Data records:
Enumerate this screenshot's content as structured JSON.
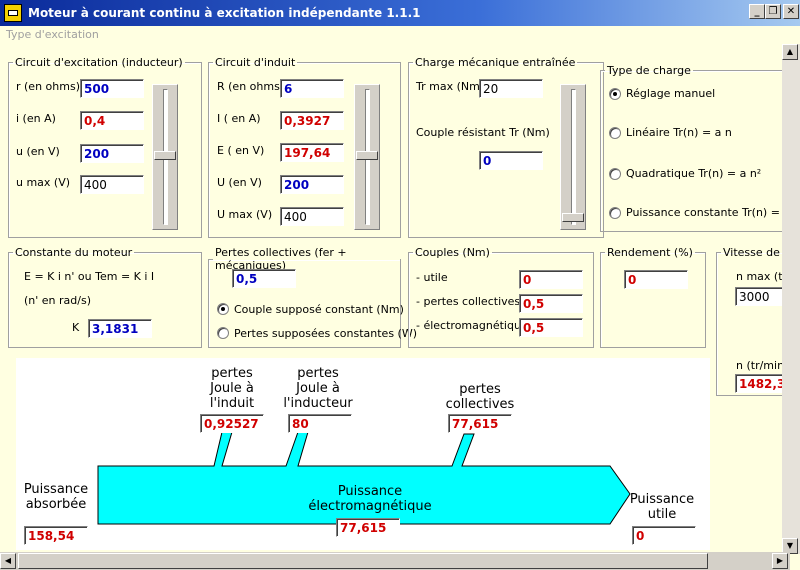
{
  "window": {
    "title": "Moteur à courant continu à excitation indépendante   1.1.1"
  },
  "menu": {
    "label": "Type d'excitation"
  },
  "excitation": {
    "legend": "Circuit d'excitation (inducteur)",
    "r_label": "r (en ohms)",
    "r_value": "500",
    "i_label": "i (en A)",
    "i_value": "0,4",
    "u_label": "u (en V)",
    "u_value": "200",
    "umax_label": "u max (V)",
    "umax_value": "400"
  },
  "induit": {
    "legend": "Circuit d'induit",
    "R_label": "R (en ohms)",
    "R_value": "6",
    "I_label": "I ( en A)",
    "I_value": "0,3927",
    "E_label": "E ( en V)",
    "E_value": "197,64",
    "U_label": "U (en V)",
    "U_value": "200",
    "Umax_label": "U max (V)",
    "Umax_value": "400"
  },
  "charge": {
    "legend": "Charge mécanique entraînée",
    "trmax_label": "Tr max (Nm)",
    "trmax_value": "20",
    "couple_label": "Couple résistant Tr (Nm)",
    "couple_value": "0"
  },
  "type_charge": {
    "legend": "Type de charge",
    "options": [
      "Réglage manuel",
      "Linéaire Tr(n) = a n",
      "Quadratique Tr(n) = a n²",
      "Puissance constante Tr(n) = a / n"
    ]
  },
  "constante": {
    "legend": "Constante du moteur",
    "eq": "E = K i n'    ou    Tem = K i I",
    "unit": "(n' en rad/s)",
    "K_label": "K",
    "K_value": "3,1831"
  },
  "pertes": {
    "legend": "Pertes collectives (fer + mécaniques)",
    "value": "0,5",
    "opt1": "Couple supposé constant (Nm)",
    "opt2": "Pertes supposées constantes (W)"
  },
  "couples": {
    "legend": "Couples (Nm)",
    "utile_label": "- utile",
    "utile_value": "0",
    "pc_label": "- pertes collectives",
    "pc_value": "0,5",
    "em_label": "- électromagnétique",
    "em_value": "0,5"
  },
  "rendement": {
    "legend": "Rendement (%)",
    "value": "0"
  },
  "vitesse": {
    "legend": "Vitesse de r",
    "nmax_label": "n max (tr/r",
    "nmax_value": "3000",
    "n_label": "n (tr/min)",
    "n_value": "1482,3"
  },
  "diagram": {
    "pj_induit_label": "pertes\nJoule à\nl'induit",
    "pj_induit_value": "0,92527",
    "pj_inducteur_label": "pertes\nJoule à\nl'inducteur",
    "pj_inducteur_value": "80",
    "pc_label": "pertes\ncollectives",
    "pc_value": "77,615",
    "absorbee_label": "Puissance\nabsorbée",
    "absorbee_value": "158,54",
    "em_label": "Puissance\nélectromagnétique",
    "em_value": "77,615",
    "utile_label": "Puissance\nutile",
    "utile_value": "0",
    "arrow_color": "#00ffff"
  }
}
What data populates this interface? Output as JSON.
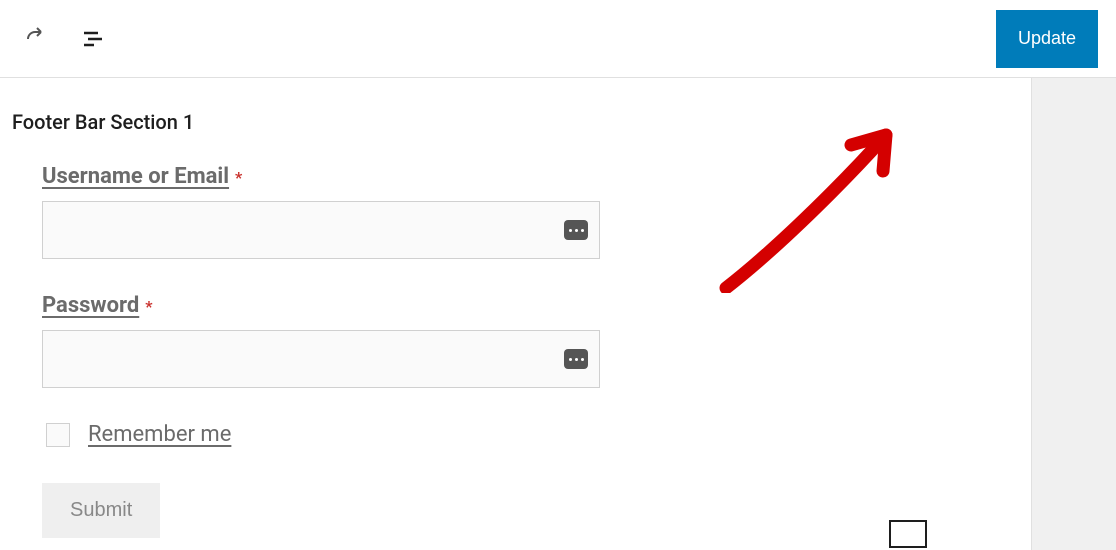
{
  "topbar": {
    "update_label": "Update"
  },
  "section": {
    "title": "Footer Bar Section 1"
  },
  "form": {
    "username": {
      "label": "Username or Email",
      "required": "*",
      "value": ""
    },
    "password": {
      "label": "Password",
      "required": "*",
      "value": ""
    },
    "remember": {
      "label": "Remember me"
    },
    "submit_label": "Submit"
  }
}
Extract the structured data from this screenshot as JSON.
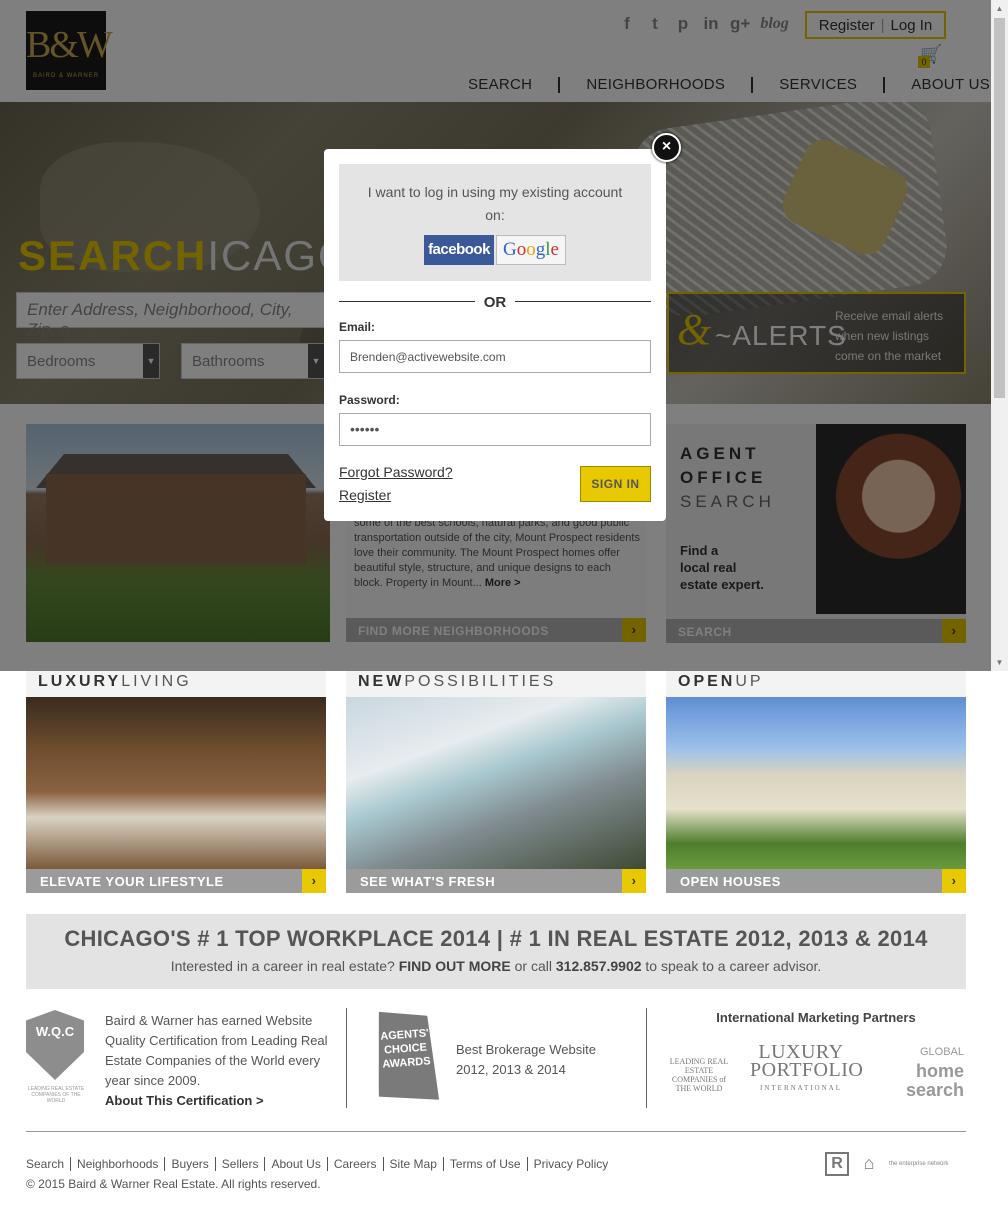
{
  "header": {
    "logo_mark": "B&W",
    "logo_sub": "BAIRD & WARNER",
    "social": [
      "f",
      "t",
      "p",
      "in",
      "g+"
    ],
    "social_blog": "blog",
    "register": "Register",
    "login": "Log In",
    "cart_count": "0",
    "nav": [
      "SEARCH",
      "NEIGHBORHOODS",
      "SERVICES",
      "ABOUT US"
    ]
  },
  "hero": {
    "title_bold": "SEARCH",
    "title_thin": "ICAGO",
    "search_placeholder": "Enter Address, Neighborhood, City, Zip, o",
    "bedrooms": "Bedrooms",
    "bathrooms": "Bathrooms",
    "alerts_word": "~ALERTS",
    "alerts_text": "Receive email alerts when new listings come on the market"
  },
  "neighborhood": {
    "text_lines": "some of the best schools, natural parks, and good public transportation outside of the city, Mount Prospect residents love their community. The Mount Prospect homes offer beautiful style, structure, and unique designs to each block. Property in Mount...",
    "more": "More >",
    "cta": "FIND MORE NEIGHBORHOODS"
  },
  "agent": {
    "line1": "AGENT",
    "line2": "OFFICE",
    "line3": "SEARCH",
    "find": "Find a",
    "find2": "local real",
    "find3": "estate expert.",
    "cta": "SEARCH"
  },
  "modal": {
    "prompt": "I want to log in using my existing account on:",
    "facebook": "facebook",
    "or": "OR",
    "email_label": "Email:",
    "email_value": "Brenden@activewebsite.com",
    "password_label": "Password:",
    "password_value": "••••••",
    "forgot": "Forgot Password?",
    "register": "Register",
    "signin": "SIGN IN",
    "close": "×"
  },
  "promos": [
    {
      "bold": "LUXURY",
      "thin": "LIVING",
      "cta": "ELEVATE YOUR LIFESTYLE"
    },
    {
      "bold": "NEW",
      "thin": "POSSIBILITIES",
      "cta": "SEE WHAT'S FRESH"
    },
    {
      "bold": "OPEN",
      "thin": "UP",
      "cta": "OPEN HOUSES"
    }
  ],
  "workplace": {
    "headline": "CHICAGO'S # 1 TOP WORKPLACE 2014 | # 1 IN REAL ESTATE 2012, 2013 & 2014",
    "sub_pre": "Interested in a career in real estate?",
    "sub_link": "FIND OUT MORE",
    "sub_mid": "or call",
    "phone": "312.857.9902",
    "sub_post": "to speak to a career advisor."
  },
  "certs": {
    "wqc": "W.Q.C",
    "wqc_small": "LEADING REAL ESTATE COMPANIES OF THE WORLD",
    "text": "Baird & Warner has earned Website Quality Certification from Leading Real Estate Companies of the World every year since 2009.",
    "link": "About This Certification >",
    "agents_badge": "AGENTS' CHOICE AWARDS",
    "best": "Best Brokerage Website",
    "years": "2012, 2013 & 2014",
    "partners_heading": "International Marketing Partners",
    "p1": "LEADING REAL ESTATE COMPANIES of THE WORLD",
    "p2_a": "LUXURY",
    "p2_b": "PORTFOLIO",
    "p2_c": "INTERNATIONAL",
    "p3_a": "GLOBAL",
    "p3_b": "home",
    "p3_c": "search"
  },
  "footer": {
    "links": [
      "Search",
      "Neighborhoods",
      "Buyers",
      "Sellers",
      "About Us",
      "Careers",
      "Site Map",
      "Terms of Use",
      "Privacy Policy"
    ],
    "copyright": "© 2015 Baird & Warner Real Estate. All rights reserved.",
    "enterprise": "the enterprise network"
  }
}
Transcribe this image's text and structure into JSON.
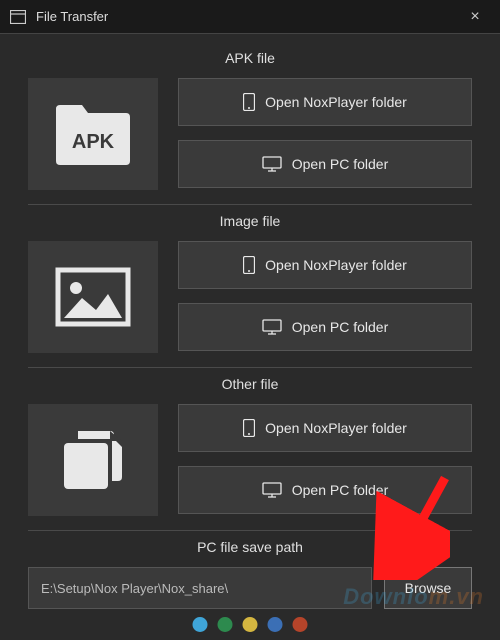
{
  "window": {
    "title": "File Transfer",
    "close_label": "×"
  },
  "sections": {
    "apk": {
      "title": "APK file",
      "open_nox": "Open NoxPlayer folder",
      "open_pc": "Open PC folder"
    },
    "image": {
      "title": "Image file",
      "open_nox": "Open NoxPlayer folder",
      "open_pc": "Open PC folder"
    },
    "other": {
      "title": "Other file",
      "open_nox": "Open NoxPlayer folder",
      "open_pc": "Open PC folder"
    }
  },
  "save_path": {
    "label": "PC file save path",
    "value": "E:\\Setup\\Nox Player\\Nox_share\\",
    "browse": "Browse"
  },
  "watermark": {
    "part1": "Downlo",
    "part2": "m.vn",
    "dot_colors": [
      "#3fa5d8",
      "#2d8a4e",
      "#d4b640",
      "#3b6fb5",
      "#b5442a"
    ]
  }
}
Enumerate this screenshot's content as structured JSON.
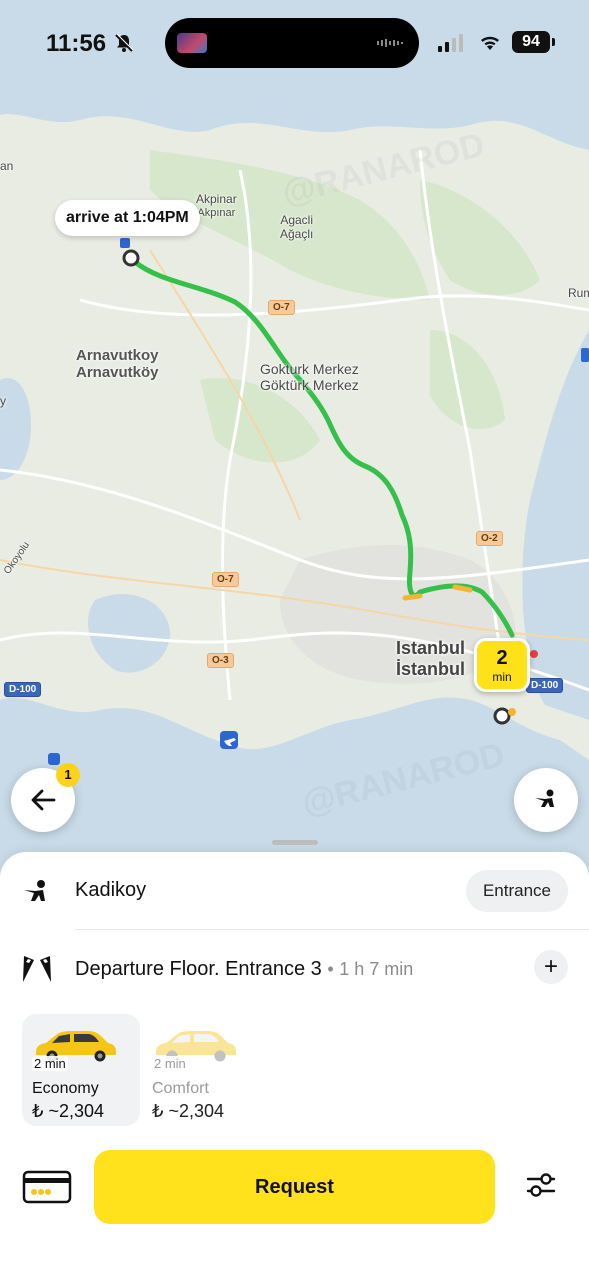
{
  "status_bar": {
    "time": "11:56",
    "battery": "94",
    "icons": [
      "bell-slash-icon",
      "signal-icon",
      "wifi-icon",
      "battery-icon"
    ]
  },
  "map": {
    "labels": {
      "an": "an",
      "akpinar_1": "Akpinar",
      "akpinar_2": "Akpınar",
      "agacli_1": "Agacli",
      "agacli_2": "Ağaçlı",
      "arnavutkoy_1": "Arnavutkoy",
      "arnavutkoy_2": "Arnavutköy",
      "gokturk_1": "Gokturk Merkez",
      "gokturk_2": "Göktürk Merkez",
      "rum": "Rum",
      "istanbul_1": "Istanbul",
      "istanbul_2": "İstanbul",
      "okoyolu": "Okoyolu",
      "y": "y"
    },
    "roads": {
      "o7_a": "O-7",
      "o7_b": "O-7",
      "o2": "O-2",
      "o3": "O-3",
      "d100_left": "D-100",
      "d100_right": "D-100"
    },
    "route_color": "#35c04a",
    "arrive_label": "arrive at 1:04PM",
    "eta": {
      "value": "2",
      "unit": "min"
    },
    "back_badge_count": "1",
    "watermark": "@RANAROD"
  },
  "sheet": {
    "pickup": {
      "label": "Kadikoy",
      "entrance_button": "Entrance"
    },
    "destination": {
      "label": "Departure Floor. Entrance 3",
      "separator": "•",
      "duration": "1 h 7 min"
    },
    "tariffs": [
      {
        "eta": "2 min",
        "name": "Economy",
        "price": "₺ ~2,304",
        "selected": true
      },
      {
        "eta": "2 min",
        "name": "Comfort",
        "price": "₺ ~2,304",
        "selected": false
      }
    ],
    "request_button": "Request",
    "accent": "#ffe21c"
  }
}
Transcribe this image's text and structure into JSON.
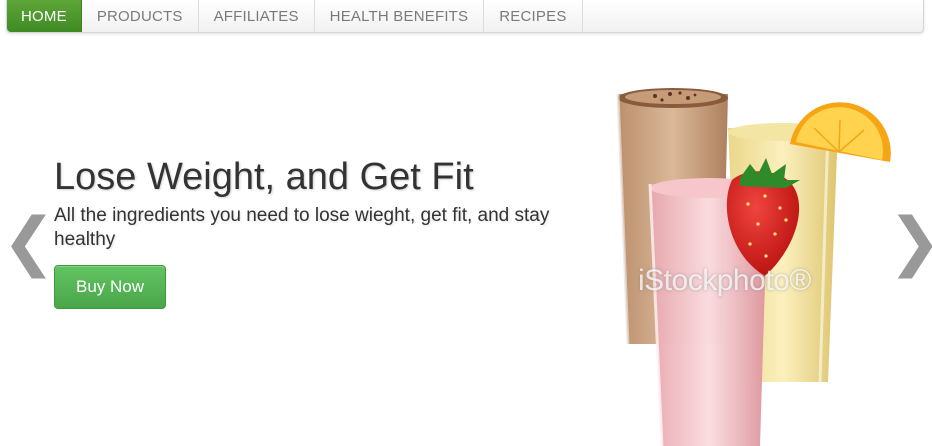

**Work to do**.
From the listing above, copy out each line where the word "excitation" appears.

**Output**.
    "title": "Moteur à courant continu à excitation indépendante   1.1.1"
    "label": "Type d'excitation"
  "excitation": {
    "legend": "Circuit d'excitation (inducteur)",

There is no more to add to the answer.